#### [Work instructions]
Find the string "George" in the data, then copy every line where it is found.

#### [Information shown]
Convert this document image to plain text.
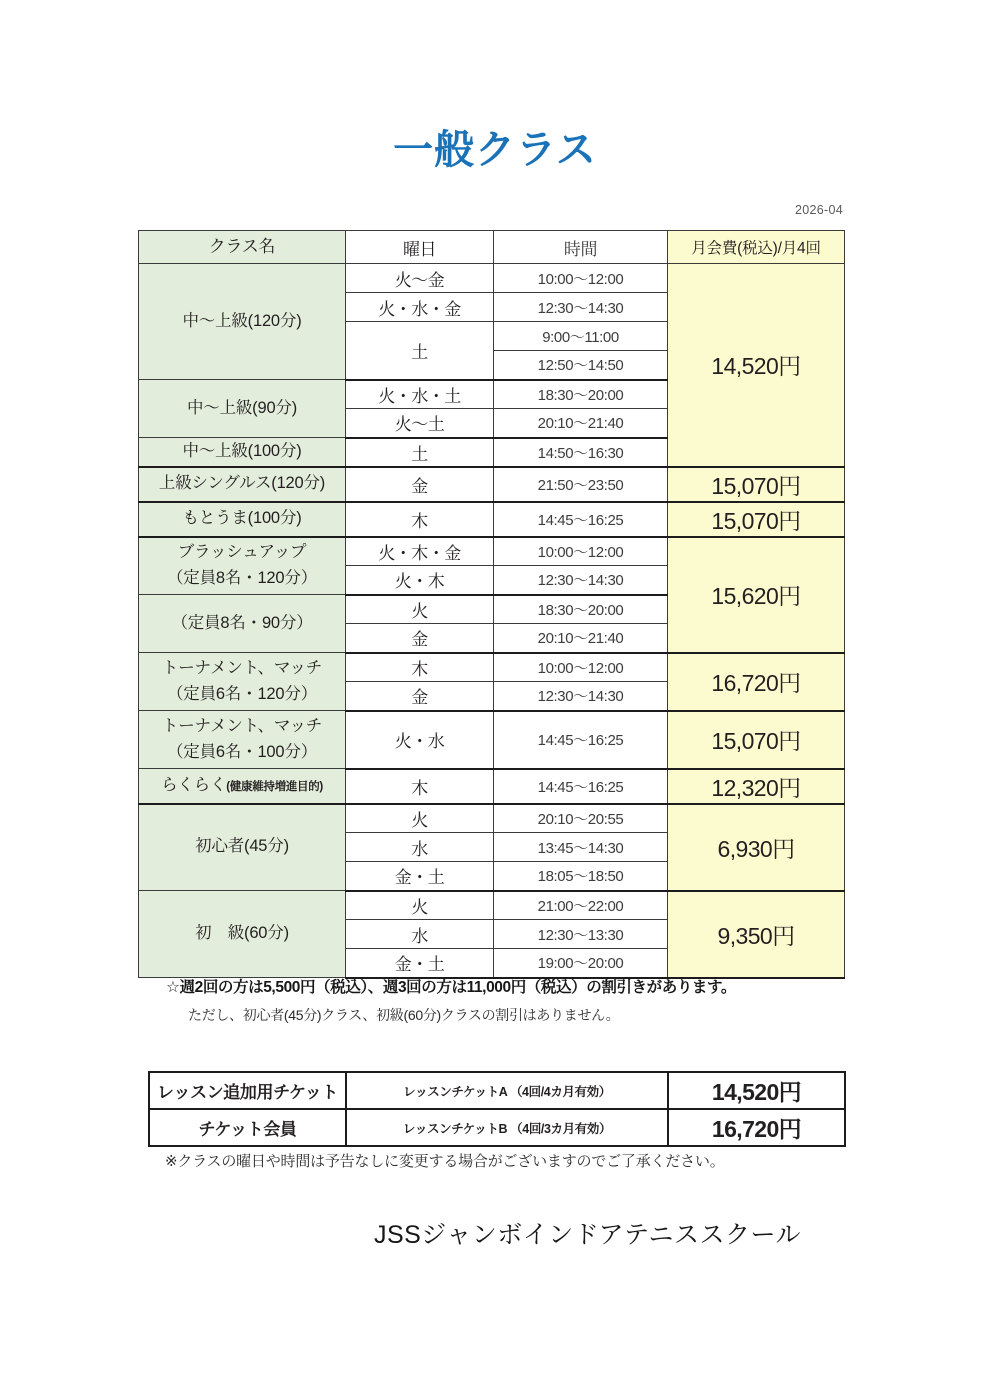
一般クラス
2026-04
クラス名	曜日	時間	月会費(税込)/月4回
中〜上級(120分)	火〜金	10:00〜12:00	14,520円
	火・水・金	12:30〜14:30	
	土	9:00〜11:00	
		12:50〜14:50	
中〜上級(90分)	火・水・土	18:30〜20:00	
	火〜土	20:10〜21:40	
中〜上級(100分)	土	14:50〜16:30	
上級シングルス(120分)	金	21:50〜23:50	15,070円
もとうま(100分)	木	14:45〜16:25	15,070円

ブラッシュアップ
（定員8名・120分）	火・木・金	10:00〜12:00	15,620円
	火・木	12:30〜14:30	
（定員8名・90分）	火	18:30〜20:00	
	金	20:10〜21:40	

トーナメント、マッチ
（定員6名・120分）	木	10:00〜12:00	16,720円
	金	12:30〜14:30	

トーナメント、マッチ
（定員6名・100分）	火・水	14:45〜16:25	15,070円

らくらく(健康維持増進目的)	木	14:45〜16:25	12,320円
初心者(45分)	火	20:10〜20:55	6,930円
	水	13:45〜14:30	
	金・土	18:05〜18:50	
初　級(60分)	火	21:00〜22:00	9,350円
	水	12:30〜13:30	
	金・土	19:00〜20:00	
☆週2回の方は5,500円（税込）、週3回の方は11,000円（税込）の割引きがあります。
ただし、初心者(45分)クラス、初級(60分)クラスの割引はありません。
レッスン追加用チケット	レッスンチケットA （4回/4カ月有効）	14,520円
チケット会員	レッスンチケットB （4回/3カ月有効）	16,720円
※クラスの曜日や時間は予告なしに変更する場合がございますのでご了承ください。
JSSジャンボインドアテニススクール
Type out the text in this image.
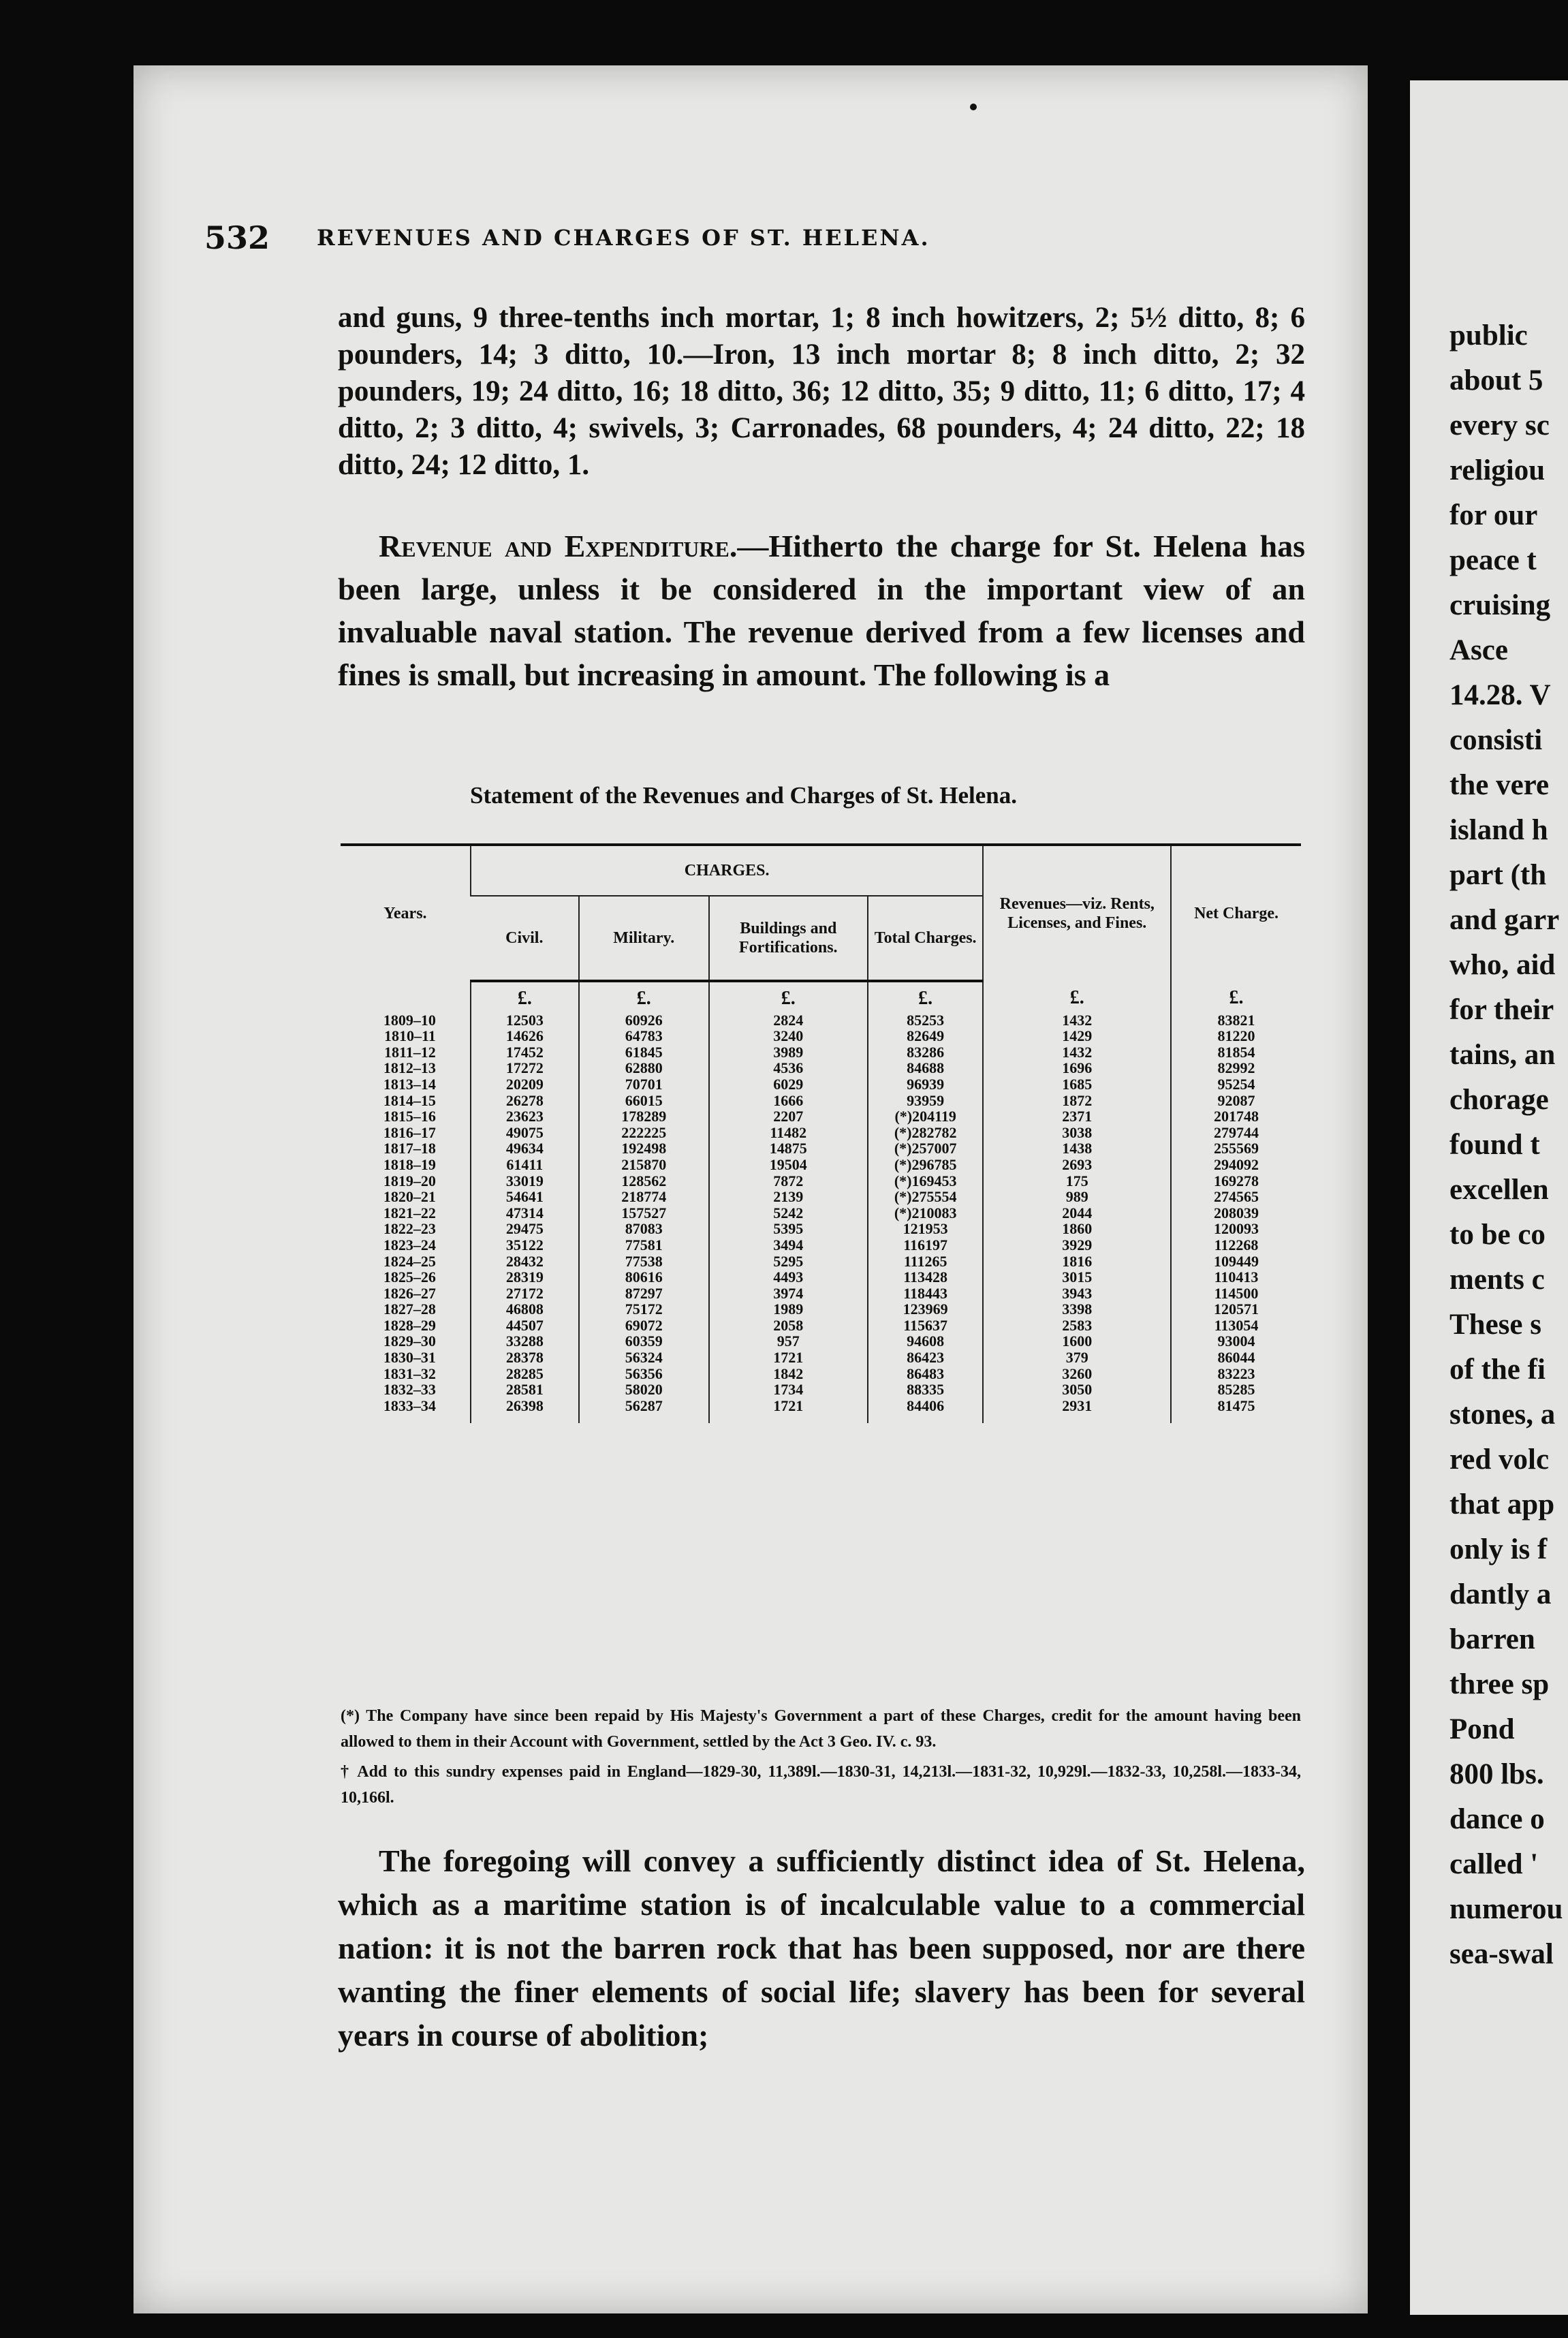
532 REVENUES AND CHARGES OF ST. HELENA.

and guns, 9 three-tenths inch mortar, 1; 8 inch howitzers, 2; 5½ ditto, 8; 6 pounders, 14; 3 ditto, 10.—Iron, 13 inch mortar 8; 8 inch ditto, 2; 32 pounders, 19; 24 ditto, 16; 18 ditto, 36; 12 ditto, 35; 9 ditto, 11; 6 ditto, 17; 4 ditto, 2; 3 ditto, 4; swivels, 3; Carronades, 68 pounders, 4; 24 ditto, 22; 18 ditto, 24; 12 ditto, 1.

Revenue and Expenditure.—Hitherto the charge for St. Helena has been large, unless it be considered in the important view of an invaluable naval station. The revenue derived from a few licenses and fines is small, but increasing in amount. The following is a

Statement of the Revenues and Charges of St. Helena.
Years.	CHARGES.				Revenues—viz. Rents, Licenses, and Fines.	Net Charge.
	Civil.	Military.	Buildings and Fortifications.	Total Charges.		
	£.	£.	£.	£.	£.	£.
1809–10	12503	60926	2824	85253	1432	83821
1810–11	14626	64783	3240	82649	1429	81220
1811–12	17452	61845	3989	83286	1432	81854
1812–13	17272	62880	4536	84688	1696	82992
1813–14	20209	70701	6029	96939	1685	95254
1814–15	26278	66015	1666	93959	1872	92087
1815–16	23623	178289	2207	(*)204119	2371	201748
1816–17	49075	222225	11482	(*)282782	3038	279744
1817–18	49634	192498	14875	(*)257007	1438	255569
1818–19	61411	215870	19504	(*)296785	2693	294092
1819–20	33019	128562	7872	(*)169453	175	169278
1820–21	54641	218774	2139	(*)275554	989	274565
1821–22	47314	157527	5242	(*)210083	2044	208039
1822–23	29475	87083	5395	121953	1860	120093
1823–24	35122	77581	3494	116197	3929	112268
1824–25	28432	77538	5295	111265	1816	109449
1825–26	28319	80616	4493	113428	3015	110413
1826–27	27172	87297	3974	118443	3943	114500
1827–28	46808	75172	1989	123969	3398	120571
1828–29	44507	69072	2058	115637	2583	113054
1829–30	33288	60359	957	94608	1600	93004
1830–31	28378	56324	1721	86423	379	86044
1831–32	28285	56356	1842	86483	3260	83223
1832–33	28581	58020	1734	88335	3050	85285
1833–34	26398	56287	1721	84406	2931	81475

(*) The Company have since been repaid by His Majesty's Government a part of these Charges, credit for the amount having been allowed to them in their Account with Government, settled by the Act 3 Geo. IV. c. 93.

† Add to this sundry expenses paid in England—1829-30, 11,389l.—1830-31, 14,213l.—1831-32, 10,929l.—1832-33, 10,258l.—1833-34, 10,166l.

The foregoing will convey a sufficiently distinct idea of St. Helena, which as a maritime station is of incalculable value to a commercial nation: it is not the barren rock that has been supposed, nor are there wanting the finer elements of social life; slavery has been for several years in course of abolition;

public
about 5
every sc
religiou
for our
peace t
cruising
Asce
14.28. V
consisti
the vere
island h
part (th
and garr
who, aid
for their
tains, an
chorage
found t
excellen
to be co
ments c
These s
of the fi
stones, a
red volc
that app
only is f
dantly a
barren
three sp
Pond
800 lbs.
dance o
called '
numerou
sea-swal
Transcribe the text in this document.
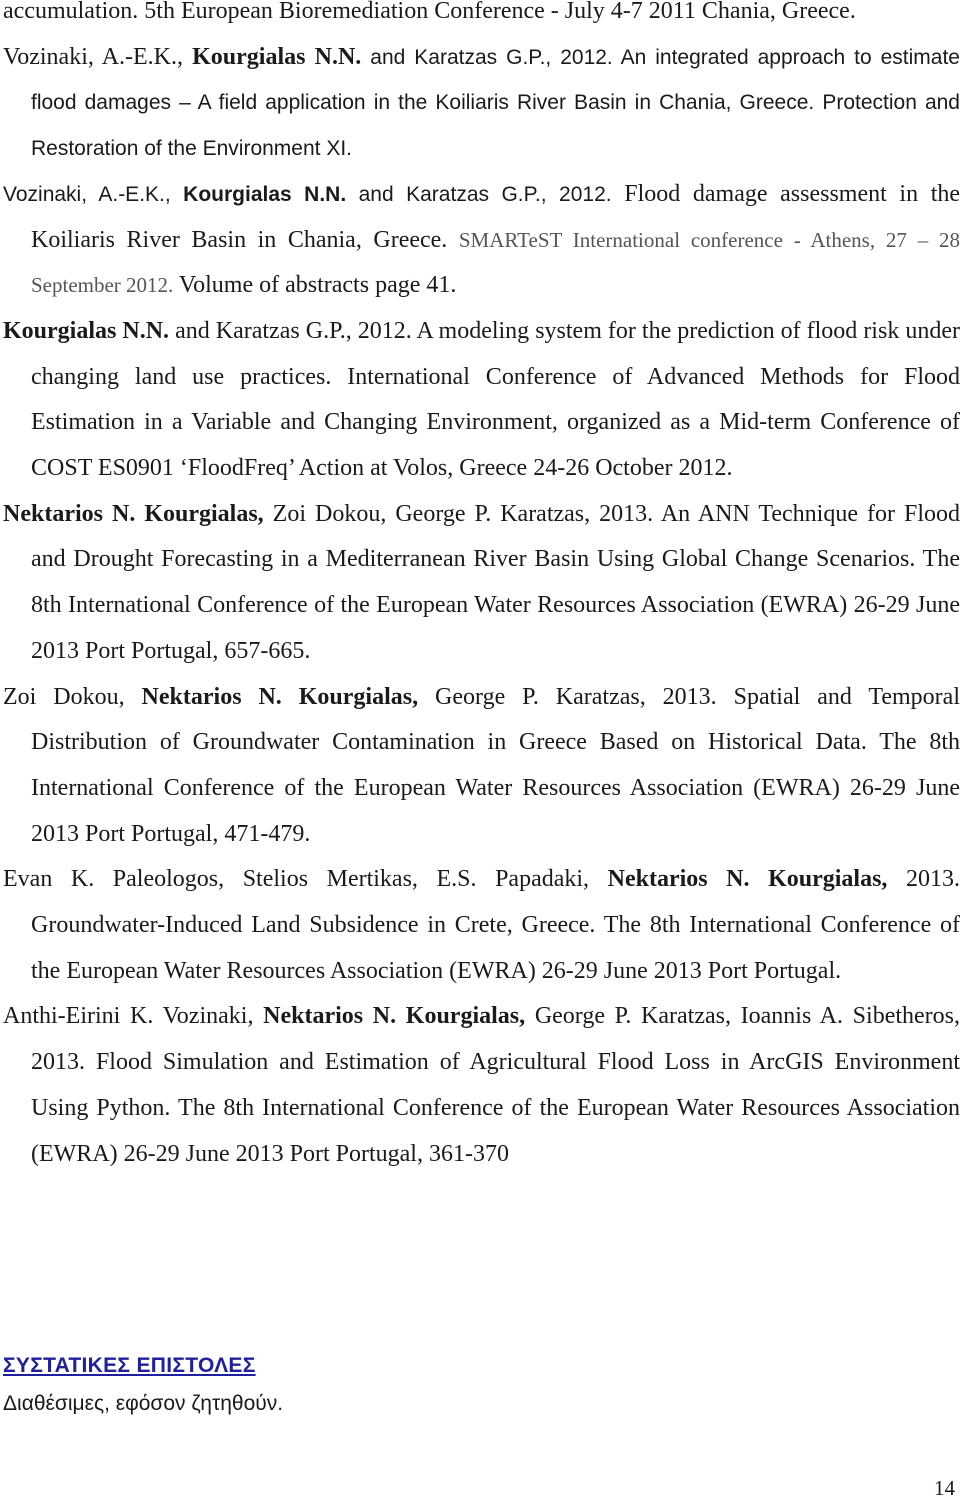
accumulation. 5th European Bioremediation Conference - July 4-7 2011 Chania, Greece.

Vozinaki, A.-E.K., Kourgialas N.N. and Karatzas G.P., 2012. An integrated approach to estimate flood damages – A field application in the Koiliaris River Basin in Chania, Greece. Protection and Restoration of the Environment XI.

Vozinaki, A.-E.K., Kourgialas N.N. and Karatzas G.P., 2012. Flood damage assessment in the Koiliaris River Basin in Chania, Greece. SMARTeST International conference - Athens, 27 – 28 September 2012. Volume of abstracts page 41.

Kourgialas N.N. and Karatzas G.P., 2012. A modeling system for the prediction of flood risk under changing land use practices. International Conference of Advanced Methods for Flood Estimation in a Variable and Changing Environment, organized as a Mid-term Conference of COST ES0901 ‘FloodFreq’ Action at Volos, Greece 24-26 October 2012.

Nektarios N. Kourgialas, Zoi Dokou, George P. Karatzas, 2013. An ANN Technique for Flood and Drought Forecasting in a Mediterranean River Basin Using Global Change Scenarios. The 8th International Conference of the European Water Resources Association (EWRA) 26-29 June 2013 Port Portugal, 657-665.

Zoi Dokou, Nektarios N. Kourgialas, George P. Karatzas, 2013. Spatial and Temporal Distribution of Groundwater Contamination in Greece Based on Historical Data. The 8th International Conference of the European Water Resources Association (EWRA) 26-29 June 2013 Port Portugal, 471-479.

Evan K. Paleologos, Stelios Mertikas, E.S. Papadaki, Nektarios N. Kourgialas, 2013. Groundwater-Induced Land Subsidence in Crete, Greece. The 8th International Conference of the European Water Resources Association (EWRA) 26-29 June 2013 Port Portugal.

Anthi-Eirini K. Vozinaki, Nektarios N. Kourgialas, George P. Karatzas, Ioannis A. Sibetheros, 2013. Flood Simulation and Estimation of Agricultural Flood Loss in ArcGIS Environment Using Python. The 8th International Conference of the European Water Resources Association (EWRA) 26-29 June 2013 Port Portugal, 361-370

ΣΥΣΤΑΤΙΚΕΣ ΕΠΙΣΤΟΛΕΣ

Διαθέσιμες, εφόσον ζητηθούν.

14
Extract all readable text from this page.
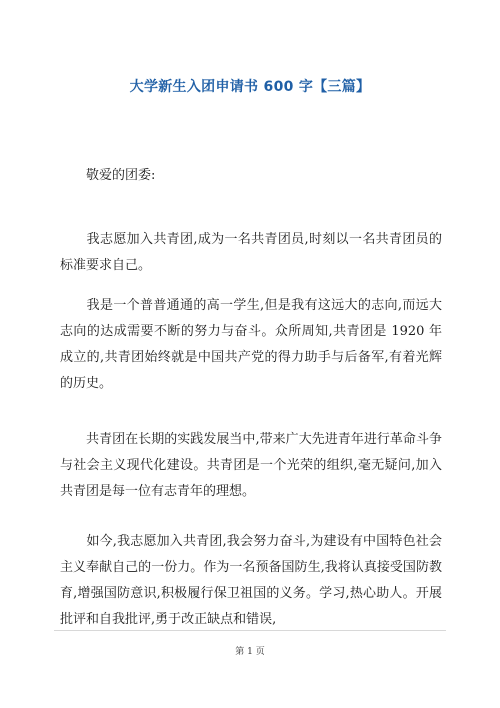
大学新生入团申请书 600 字【三篇】

　　敬爱的团委:

　　我志愿加入共青团,成为一名共青团员,时刻以一名共青团员的标准要求自己。

　　我是一个普普通通的高一学生,但是我有这远大的志向,而远大志向的达成需要不断的努力与奋斗。众所周知,共青团是 1920 年成立的,共青团始终就是中国共产党的得力助手与后备军,有着光辉的历史。

　　共青团在长期的实践发展当中,带来广大先进青年进行革命斗争与社会主义现代化建设。共青团是一个光荣的组织,毫无疑问,加入共青团是每一位有志青年的理想。

　　如今,我志愿加入共青团,我会努力奋斗,为建设有中国特色社会主义奉献自己的一份力。作为一名预备国防生,我将认真接受国防教育,增强国防意识,积极履行保卫祖国的义务。学习,热心助人。开展批评和自我批评,勇于改正缺点和错误,

第 1 页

#### [Result of the task]
Nektarios N. Kourgialas, Zoi Dokou, George P. Karatzas, 2013. An ANN Technique for Flood and Drought Forecasting in a Mediterranean River Basin Using Global Change Scenarios. The 8th International Conference of the European Water Resources Association (EWRA) 26-29 June 2013 Port Portugal, 657-665.
Zoi Dokou, Nektarios N. Kourgialas, George P. Karatzas, 2013. Spatial and Temporal Distribution of Groundwater Contamination in Greece Based on Historical Data. The 8th International Conference of the European Water Resources Association (EWRA) 26-29 June 2013 Port Portugal, 471-479.
Anthi-Eirini K. Vozinaki, Nektarios N. Kourgialas, George P. Karatzas, Ioannis A. Sibetheros, 2013. Flood Simulation and Estimation of Agricultural Flood Loss in ArcGIS Environment Using Python. The 8th International Conference of the European Water Resources Association (EWRA) 26-29 June 2013 Port Portugal, 361-370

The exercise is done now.